Narrow the data below down to the lines containing "entidade".

______________________________

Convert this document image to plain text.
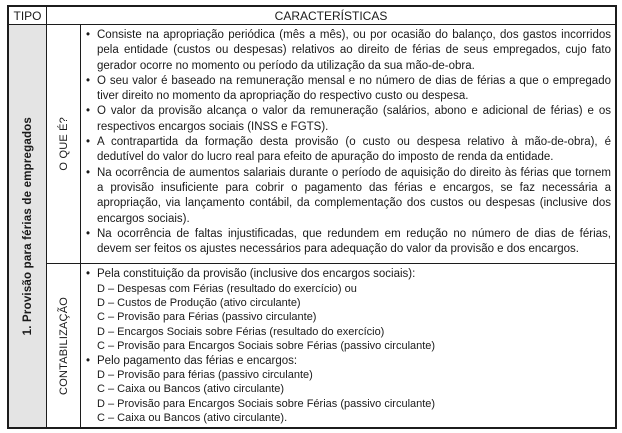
TIPO	CARACTERÍSTICAS
1. Provisão para férias de empregados O QUE É?
• Consiste na apropriação periódica (mês a mês), ou por ocasião do balanço, dos gastos incorridos pela entidade (custos ou despesas) relativos ao direito de férias de seus empregados, cujo fato gerador ocorre no momento ou período da utilização da sua mão-de-obra.
• O seu valor é baseado na remuneração mensal e no número de dias de férias a que o empregado tiver direito no momento da apropriação do respectivo custo ou despesa.
• O valor da provisão alcança o valor da remuneração (salários, abono e adicional de férias) e os respectivos encargos sociais (INSS e FGTS).
• A contrapartida da formação desta provisão (o custo ou despesa relativo à mão-de-obra), é dedutível do valor do lucro real para efeito de apuração do imposto de renda da entidade.
• Na ocorrência de aumentos salariais durante o período de aquisição do direito às férias que tornem a provisão insuficiente para cobrir o pagamento das férias e encargos, se faz necessária a apropriação, via lançamento contábil, da complementação dos custos ou despesas (inclusive dos encargos sociais).
• Na ocorrência de faltas injustificadas, que redundem em redução no número de dias de férias, devem ser feitos os ajustes necessários para adequação do valor da provisão e dos encargos.
CONTABILIZAÇÃO
• Pela constituição da provisão (inclusive dos encargos sociais):
D – Despesas com Férias (resultado do exercício) ou
D – Custos de Produção (ativo circulante)
C – Provisão para Férias (passivo circulante)
D – Encargos Sociais sobre Férias (resultado do exercício)
C – Provisão para Encargos Sociais sobre Férias (passivo circulante)
• Pelo pagamento das férias e encargos:
D – Provisão para férias (passivo circulante)
C – Caixa ou Bancos (ativo circulante)
D – Provisão para Encargos Sociais sobre Férias (passivo circulante)
C – Caixa ou Bancos (ativo circulante).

______________________________

* **Right answer**
• Consiste na apropriação periódica (mês a mês), ou por ocasião do balanço, dos gastos incorridos pela entidade (custos ou despesas) relativos ao direito de férias de seus empregados, cujo fato gerador ocorre no momento ou período da utilização da sua mão-de-obra.
• A contrapartida da formação desta provisão (o custo ou despesa relativo à mão-de-obra), é dedutível do valor do lucro real para efeito de apuração do imposto de renda da entidade.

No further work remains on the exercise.